# Start of Material for the task

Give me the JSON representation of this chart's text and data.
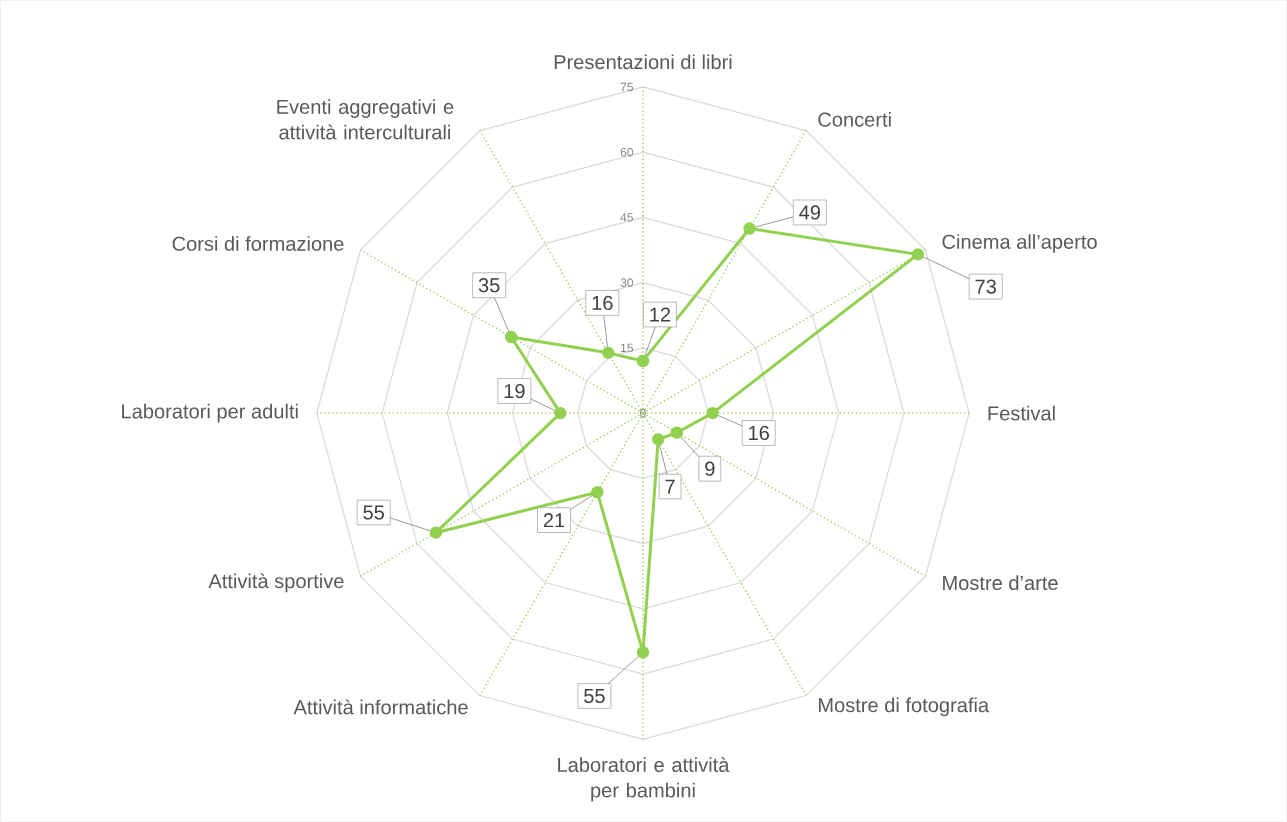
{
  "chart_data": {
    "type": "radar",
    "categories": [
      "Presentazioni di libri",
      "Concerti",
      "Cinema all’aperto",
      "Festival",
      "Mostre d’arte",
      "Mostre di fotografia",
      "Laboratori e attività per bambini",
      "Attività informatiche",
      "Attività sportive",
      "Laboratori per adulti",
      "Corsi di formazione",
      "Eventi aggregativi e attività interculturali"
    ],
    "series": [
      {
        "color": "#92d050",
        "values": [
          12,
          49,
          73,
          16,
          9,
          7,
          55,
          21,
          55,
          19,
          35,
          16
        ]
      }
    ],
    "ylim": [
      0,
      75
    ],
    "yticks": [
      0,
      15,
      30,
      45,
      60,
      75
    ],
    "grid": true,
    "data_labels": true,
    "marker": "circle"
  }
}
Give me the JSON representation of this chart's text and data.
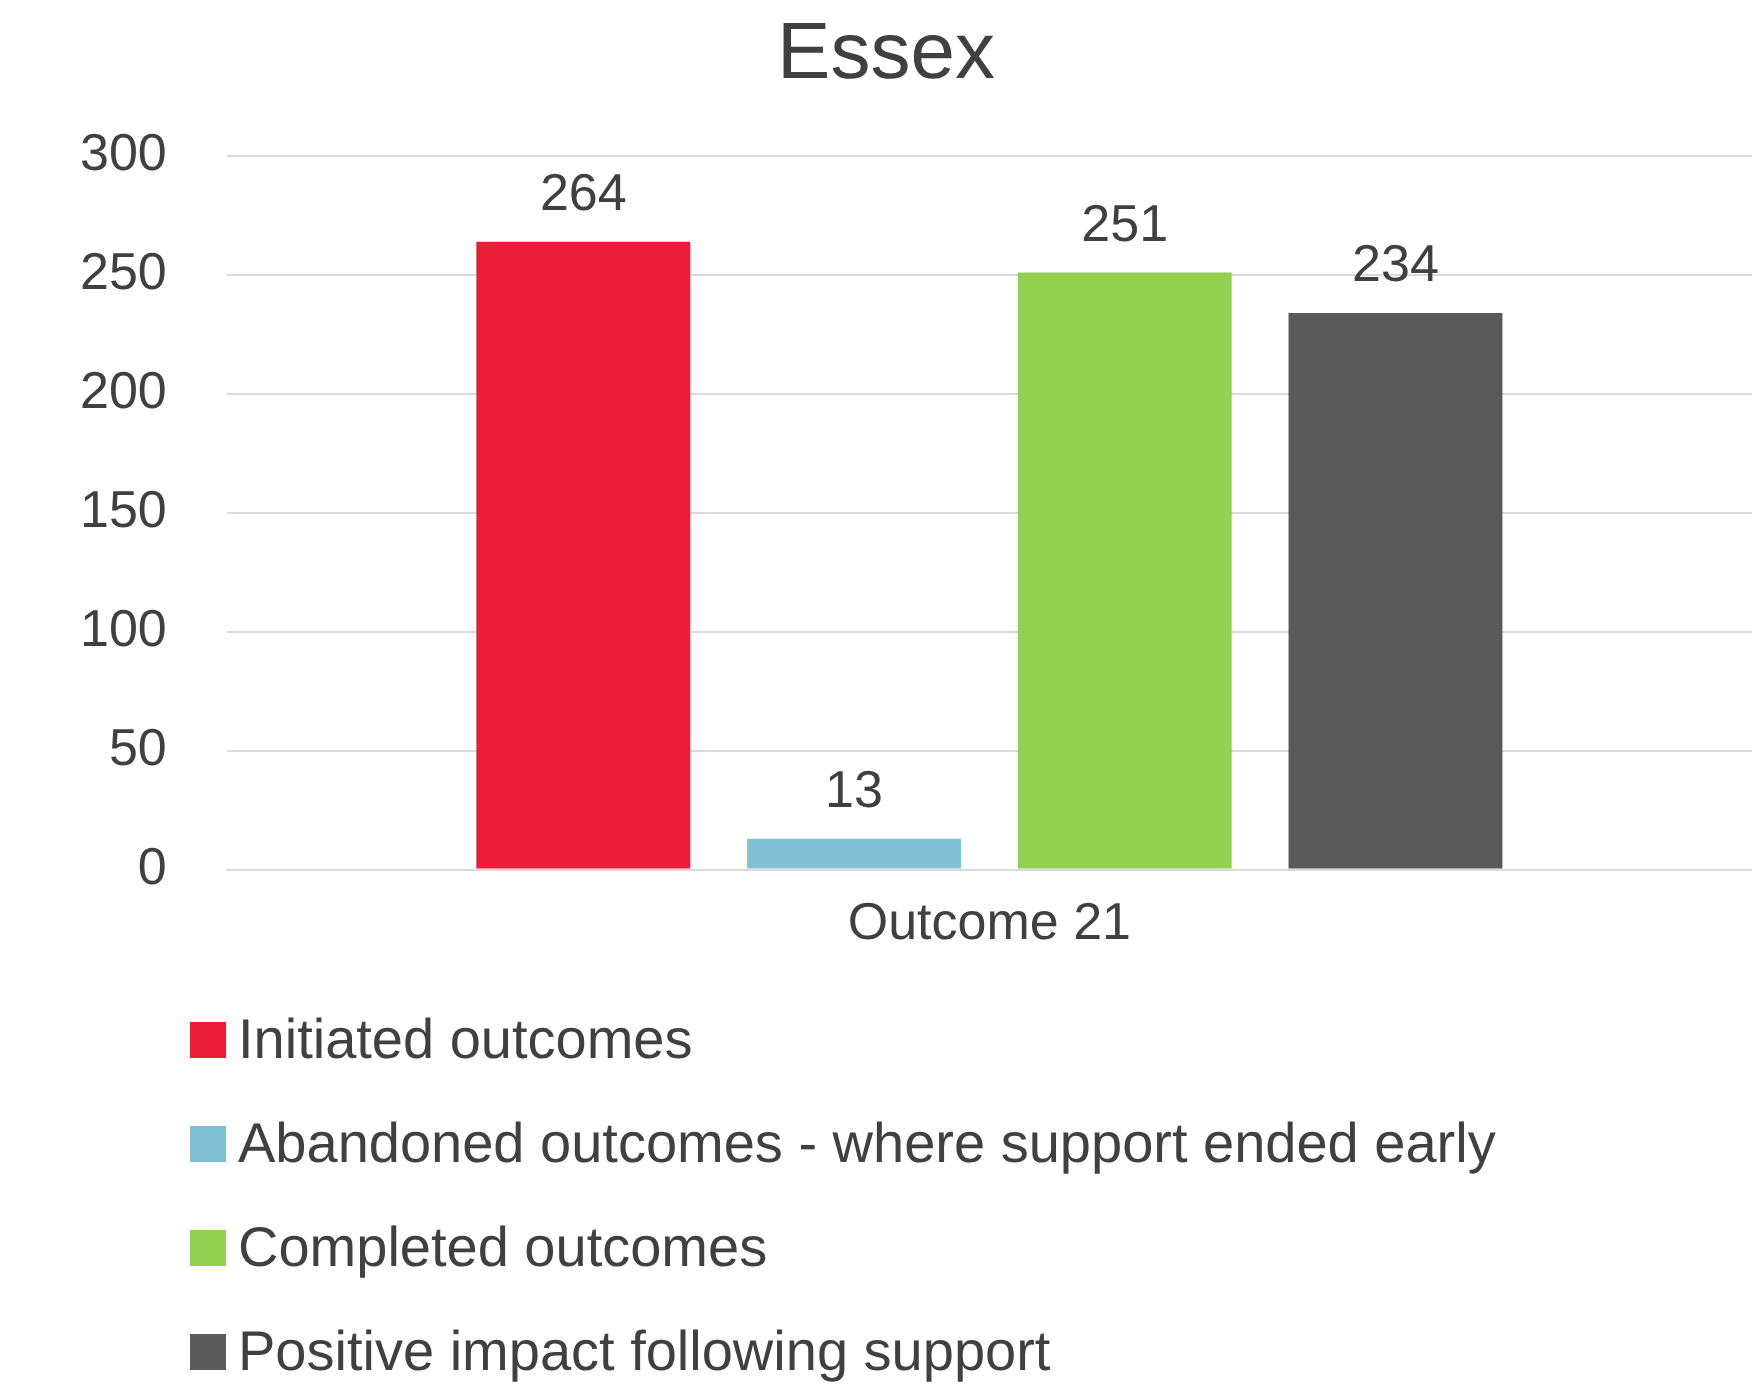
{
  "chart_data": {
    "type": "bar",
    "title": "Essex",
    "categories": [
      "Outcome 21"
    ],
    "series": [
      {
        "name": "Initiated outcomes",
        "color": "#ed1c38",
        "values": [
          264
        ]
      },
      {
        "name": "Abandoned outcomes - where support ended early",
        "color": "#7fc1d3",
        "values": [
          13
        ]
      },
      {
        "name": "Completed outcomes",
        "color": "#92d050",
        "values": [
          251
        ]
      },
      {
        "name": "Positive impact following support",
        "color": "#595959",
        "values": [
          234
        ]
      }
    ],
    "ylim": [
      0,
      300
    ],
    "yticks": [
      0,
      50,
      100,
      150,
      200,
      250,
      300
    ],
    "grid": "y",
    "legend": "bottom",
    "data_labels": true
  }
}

# End of Material for the task

_Set exercise:_
Reproduce the listing exactly. Leave its pictures out.

_Written response:_
Give me the JSON representation of this chart's text and data.
{
  "chart_data": {
    "type": "radar",
    "categories": [
      "Presentazioni di libri",
      "Concerti",
      "Cinema all’aperto",
      "Festival",
      "Mostre d’arte",
      "Mostre di fotografia",
      "Laboratori e attività per bambini",
      "Attività informatiche",
      "Attività sportive",
      "Laboratori per adulti",
      "Corsi di formazione",
      "Eventi aggregativi e attività interculturali"
    ],
    "series": [
      {
        "color": "#92d050",
        "values": [
          12,
          49,
          73,
          16,
          9,
          7,
          55,
          21,
          55,
          19,
          35,
          16
        ]
      }
    ],
    "ylim": [
      0,
      75
    ],
    "yticks": [
      0,
      15,
      30,
      45,
      60,
      75
    ],
    "grid": true,
    "data_labels": true,
    "marker": "circle"
  }
}
Give me the JSON representation of this chart's text and data.
{
  "chart_data": {
    "type": "bar",
    "title": "Essex",
    "categories": [
      "Outcome 21"
    ],
    "series": [
      {
        "name": "Initiated outcomes",
        "color": "#ed1c38",
        "values": [
          264
        ]
      },
      {
        "name": "Abandoned outcomes - where support ended early",
        "color": "#7fc1d3",
        "values": [
          13
        ]
      },
      {
        "name": "Completed outcomes",
        "color": "#92d050",
        "values": [
          251
        ]
      },
      {
        "name": "Positive impact following support",
        "color": "#595959",
        "values": [
          234
        ]
      }
    ],
    "ylim": [
      0,
      300
    ],
    "yticks": [
      0,
      50,
      100,
      150,
      200,
      250,
      300
    ],
    "grid": "y",
    "legend": "bottom",
    "data_labels": true
  }
}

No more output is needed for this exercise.